> [Your instructions]
Each record below should be output verbatim, without pictures.

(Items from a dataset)
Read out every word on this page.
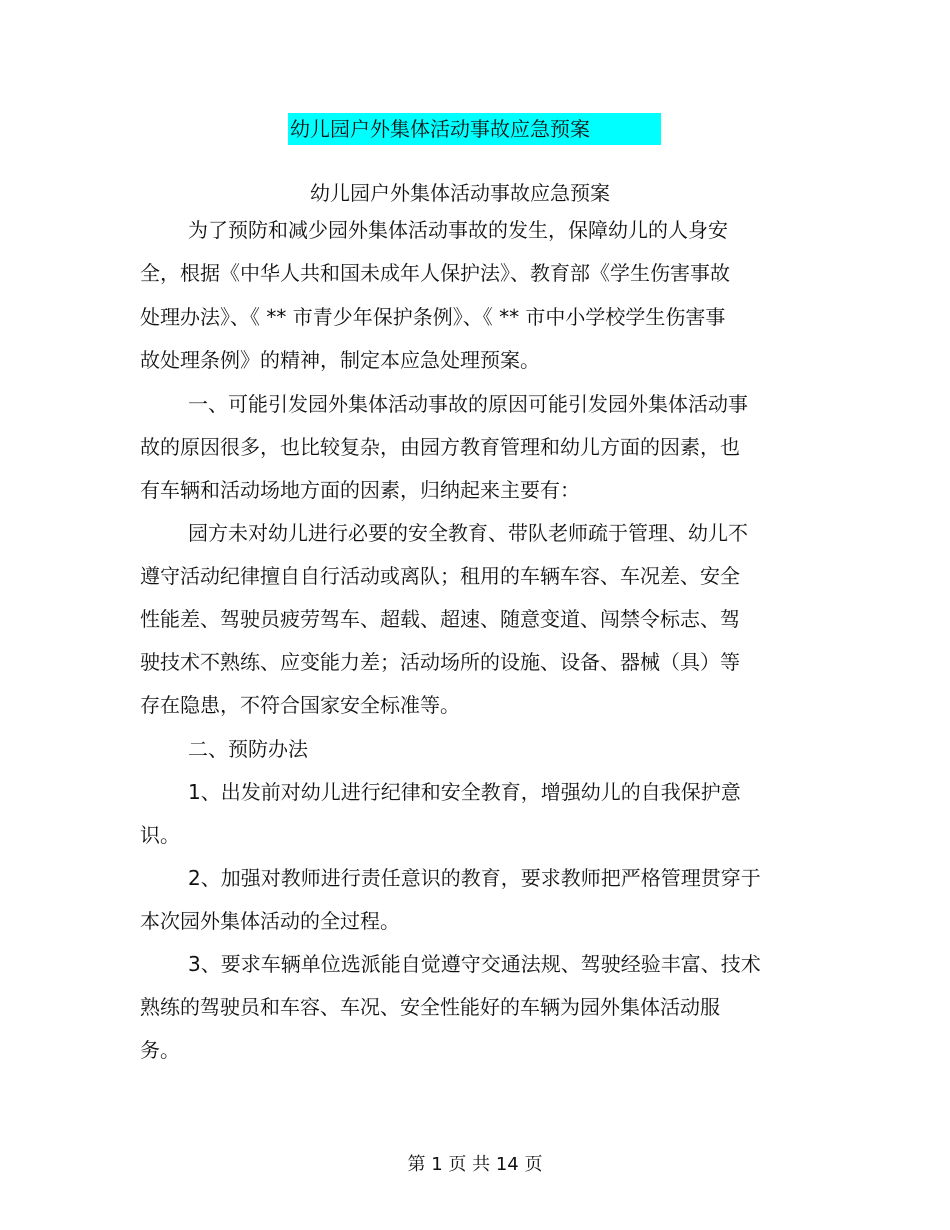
幼儿园户外集体活动事故应急预案
幼儿园户外集体活动事故应急预案
为了预防和减少园外集体活动事故的发生，保障幼儿的人身安
全，根据《中华人共和国未成年人保护法》、教育部《学生伤害事故
处理办法》、《 ** 市青少年保护条例》、《 ** 市中小学校学生伤害事
故处理条例》的精神，制定本应急处理预案。
一、可能引发园外集体活动事故的原因可能引发园外集体活动事
故的原因很多，也比较复杂，由园方教育管理和幼儿方面的因素，也
有车辆和活动场地方面的因素，归纳起来主要有：
园方未对幼儿进行必要的安全教育、带队老师疏于管理、幼儿不
遵守活动纪律擅自自行活动或离队；租用的车辆车容、车况差、安全
性能差、驾驶员疲劳驾车、超载、超速、随意变道、闯禁令标志、驾
驶技术不熟练、应变能力差；活动场所的设施、设备、器械（具）等
存在隐患，不符合国家安全标准等。
二、预防办法
1、出发前对幼儿进行纪律和安全教育，增强幼儿的自我保护意
识。
2、加强对教师进行责任意识的教育，要求教师把严格管理贯穿于
本次园外集体活动的全过程。
3、要求车辆单位选派能自觉遵守交通法规、驾驶经验丰富、技术
熟练的驾驶员和车容、车况、安全性能好的车辆为园外集体活动服
务。
第 1 页 共 14 页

> [Answer for this exercise]
Read out every word on this page.
幼儿园户外集体活动事故应急预案
幼儿园户外集体活动事故应急预案
为了预防和减少园外集体活动事故的发生，保障幼儿的人身安
全，根据《中华人共和国未成年人保护法》、教育部《学生伤害事故
处理办法》、《 ** 市青少年保护条例》、《 ** 市中小学校学生伤害事
故处理条例》的精神，制定本应急处理预案。
一、可能引发园外集体活动事故的原因可能引发园外集体活动事
故的原因很多，也比较复杂，由园方教育管理和幼儿方面的因素，也
有车辆和活动场地方面的因素，归纳起来主要有：
园方未对幼儿进行必要的安全教育、带队老师疏于管理、幼儿不
遵守活动纪律擅自自行活动或离队；租用的车辆车容、车况差、安全
性能差、驾驶员疲劳驾车、超载、超速、随意变道、闯禁令标志、驾
驶技术不熟练、应变能力差；活动场所的设施、设备、器械（具）等
存在隐患，不符合国家安全标准等。
二、预防办法
1、出发前对幼儿进行纪律和安全教育，增强幼儿的自我保护意
识。
2、加强对教师进行责任意识的教育，要求教师把严格管理贯穿于
本次园外集体活动的全过程。
3、要求车辆单位选派能自觉遵守交通法规、驾驶经验丰富、技术
熟练的驾驶员和车容、车况、安全性能好的车辆为园外集体活动服
务。
第 1 页 共 14 页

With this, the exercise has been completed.